__本文__.
►
難関私立中学入試のヒント2

入試過去問の研究は、ほとんどの受験生がやっているはずです。
もうひとつやってみるとよいのが、その学校の定期テストの研究です。
その中学やその上の高校に通っている人が知り合いにいる場合、定期テストの過去の問題や教員作成の実力テストの問題が入手できるかもしれません。可能であれば、これは是非やってみることをおすすめします。
塾などで、卒業生から取り寄せてデータベース化すると、なお良いのではないでしょうか?

中学入試では、中1で学習すべき内容の多くが含まれています。中学入試の問題には、中1の定期テストで出題された問題の類題が含まれる可能性があります。
また、高校の定期テストの問題も、作問の発想を知るという意味で役に立ちます。入手して、塾の先生に見せてみると良いかもしれません。
私も、入試問題を作ったことがありますが、定期テストや校内の実力テストに出したものから発想を得て、または材料として利用して出題したということはあります。どのような力をつけてほしいかという観点からは、教員から見れば、入学してきた生徒であっても、入学候補の受験生であっても同様です。

それから、その私立校からの進学者が多い大学の入試問題の傾向と、中学入試の問題の傾向には、教科によっては関連性があります。大学入試と中学入試では材料は違いますが、発想は同じなんてことがあります。
たとえば、東大に多く進学する学校では、東大入試の中学版のような発想で問題が作られていることもあります。なので、受けたい中学の入試過去問と、その学校からの進学者が多い大学の入試過去問とを並べて、共通要素を抽出してみると良いと思います。この作業は難しいので、塾の先生や入試分析の素養のある人にお願いすると良いでしょう。

難関私立中学入試のヒント1

 

私が勤務しているのは、中高一貫の進学校です。
◄
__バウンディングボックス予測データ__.
►
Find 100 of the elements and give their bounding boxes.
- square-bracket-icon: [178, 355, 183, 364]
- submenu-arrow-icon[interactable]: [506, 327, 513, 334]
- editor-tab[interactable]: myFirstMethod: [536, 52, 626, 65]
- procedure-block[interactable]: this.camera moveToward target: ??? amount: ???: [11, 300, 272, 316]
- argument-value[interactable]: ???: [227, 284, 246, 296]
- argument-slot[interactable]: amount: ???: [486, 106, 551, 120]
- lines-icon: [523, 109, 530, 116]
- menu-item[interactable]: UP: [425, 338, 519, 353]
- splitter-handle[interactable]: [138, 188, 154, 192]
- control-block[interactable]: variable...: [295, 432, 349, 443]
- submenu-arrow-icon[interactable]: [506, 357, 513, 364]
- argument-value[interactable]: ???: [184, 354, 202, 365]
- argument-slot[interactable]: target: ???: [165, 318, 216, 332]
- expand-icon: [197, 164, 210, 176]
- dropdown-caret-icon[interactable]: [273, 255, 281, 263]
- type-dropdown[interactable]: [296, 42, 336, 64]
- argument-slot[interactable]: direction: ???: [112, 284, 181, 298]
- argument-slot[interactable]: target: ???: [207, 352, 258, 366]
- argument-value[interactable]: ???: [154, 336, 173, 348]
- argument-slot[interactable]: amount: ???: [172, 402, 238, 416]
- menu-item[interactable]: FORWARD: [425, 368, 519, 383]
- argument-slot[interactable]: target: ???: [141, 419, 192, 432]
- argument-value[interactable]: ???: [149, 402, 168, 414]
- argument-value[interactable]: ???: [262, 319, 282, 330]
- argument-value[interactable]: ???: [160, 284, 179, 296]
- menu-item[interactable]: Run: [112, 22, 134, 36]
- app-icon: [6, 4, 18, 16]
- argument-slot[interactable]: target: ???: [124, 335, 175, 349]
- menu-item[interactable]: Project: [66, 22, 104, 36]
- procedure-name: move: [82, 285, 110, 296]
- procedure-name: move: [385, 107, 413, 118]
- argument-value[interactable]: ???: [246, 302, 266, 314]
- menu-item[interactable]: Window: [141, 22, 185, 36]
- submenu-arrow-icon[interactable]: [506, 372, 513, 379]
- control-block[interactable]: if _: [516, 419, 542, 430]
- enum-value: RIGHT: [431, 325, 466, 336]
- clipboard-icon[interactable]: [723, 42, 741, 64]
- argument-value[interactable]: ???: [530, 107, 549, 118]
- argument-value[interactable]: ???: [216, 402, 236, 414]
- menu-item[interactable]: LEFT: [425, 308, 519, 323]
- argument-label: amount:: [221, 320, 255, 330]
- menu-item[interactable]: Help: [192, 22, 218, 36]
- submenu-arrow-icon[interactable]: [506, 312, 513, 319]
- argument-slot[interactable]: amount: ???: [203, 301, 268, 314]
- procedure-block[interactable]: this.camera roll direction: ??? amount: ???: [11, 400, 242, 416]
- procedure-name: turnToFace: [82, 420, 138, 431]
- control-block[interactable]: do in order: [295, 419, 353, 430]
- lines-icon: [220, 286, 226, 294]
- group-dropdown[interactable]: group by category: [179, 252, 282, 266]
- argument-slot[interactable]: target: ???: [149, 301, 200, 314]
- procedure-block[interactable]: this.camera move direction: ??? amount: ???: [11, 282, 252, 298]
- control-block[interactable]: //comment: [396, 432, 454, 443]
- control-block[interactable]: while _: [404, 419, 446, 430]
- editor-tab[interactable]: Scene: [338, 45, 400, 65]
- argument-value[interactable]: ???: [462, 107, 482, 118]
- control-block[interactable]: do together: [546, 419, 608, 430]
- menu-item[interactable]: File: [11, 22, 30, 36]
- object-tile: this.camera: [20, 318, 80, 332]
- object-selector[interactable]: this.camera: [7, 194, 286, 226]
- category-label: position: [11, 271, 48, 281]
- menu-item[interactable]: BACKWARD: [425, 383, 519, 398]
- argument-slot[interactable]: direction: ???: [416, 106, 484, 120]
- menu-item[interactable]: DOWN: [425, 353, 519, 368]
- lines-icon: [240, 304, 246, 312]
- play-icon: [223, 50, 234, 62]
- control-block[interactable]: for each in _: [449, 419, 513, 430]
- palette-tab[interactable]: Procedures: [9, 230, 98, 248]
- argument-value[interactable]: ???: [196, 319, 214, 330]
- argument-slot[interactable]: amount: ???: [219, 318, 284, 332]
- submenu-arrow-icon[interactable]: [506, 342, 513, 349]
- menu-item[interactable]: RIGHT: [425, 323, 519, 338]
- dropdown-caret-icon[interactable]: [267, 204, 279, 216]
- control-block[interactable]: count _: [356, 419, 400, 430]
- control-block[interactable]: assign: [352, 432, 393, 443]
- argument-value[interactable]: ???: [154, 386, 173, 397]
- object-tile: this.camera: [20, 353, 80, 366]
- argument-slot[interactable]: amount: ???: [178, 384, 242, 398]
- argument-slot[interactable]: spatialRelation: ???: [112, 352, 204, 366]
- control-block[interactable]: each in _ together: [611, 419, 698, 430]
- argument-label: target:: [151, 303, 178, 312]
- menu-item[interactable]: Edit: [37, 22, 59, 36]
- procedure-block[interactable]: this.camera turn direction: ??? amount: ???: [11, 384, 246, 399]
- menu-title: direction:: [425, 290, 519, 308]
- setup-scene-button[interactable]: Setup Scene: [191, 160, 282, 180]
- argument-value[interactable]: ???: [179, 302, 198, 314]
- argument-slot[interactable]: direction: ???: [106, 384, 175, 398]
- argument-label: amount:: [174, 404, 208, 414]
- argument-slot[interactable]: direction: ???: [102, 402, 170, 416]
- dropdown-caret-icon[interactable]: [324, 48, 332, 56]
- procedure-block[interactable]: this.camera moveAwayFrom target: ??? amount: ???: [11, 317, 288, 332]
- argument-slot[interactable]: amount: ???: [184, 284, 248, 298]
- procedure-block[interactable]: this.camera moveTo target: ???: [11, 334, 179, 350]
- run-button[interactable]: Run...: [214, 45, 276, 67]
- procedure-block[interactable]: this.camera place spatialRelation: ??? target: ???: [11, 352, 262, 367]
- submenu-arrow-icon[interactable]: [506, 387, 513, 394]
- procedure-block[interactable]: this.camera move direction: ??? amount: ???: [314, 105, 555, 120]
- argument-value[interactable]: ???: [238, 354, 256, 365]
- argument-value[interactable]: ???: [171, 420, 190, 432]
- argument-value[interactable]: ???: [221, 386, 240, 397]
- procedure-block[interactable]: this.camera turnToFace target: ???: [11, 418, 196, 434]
◄
__課題 1__.
中学入試のヒントを書いた本文で、受験に向けて調べたり集めたりするとよいと書かれている問題の種類をすべて挙げてください。
__課題 2__.
難関私立中学入試のヒントについての本文を、最後の文の後から続けて書いてください。

__解答 1__.
・受けたい中学の入試過去問
・その学校の定期テストの過去の問題
・教員作成の実力テストの問題
・その上の高校の定期テストの問題
・その学校からの進学者が多い大学の入試過去問

__解答 2__.
中学入試の勉強というと、塾のテキストにある知識や解法を覚え込んで、問題に速やかに対応して答えるという発想を持っている人が多いようです。

入学した後も、定期テスト前に、「先生、何をおぼえたら80点以上取れますか?」なんて聞いてくる生徒もいるくらいです。

しかし、私立進学校(特に難しい学校)の作問担当者が考えていることは違います。知識量やパターン認識ではなく、理解力やその教科特有の考え方(習慣)を身につけているかです。

理由は容易に想像できるでしょう。学校側は、入ってきた生徒が将来、その学校の卒業生たちと同じような大学へ進学することを想定しています。進学実績は、企業の業績と同じです。進学実績が前年度より劣っているような状況が続けば、少子化の中、学校の経営が成り立たなくなります。

難易度の高い大学へ進学できる素質は、中学入試の知識や解法をたくさん詰め込んでいるかどうかではなく、上に書いた作問担当者の考えのようなことです。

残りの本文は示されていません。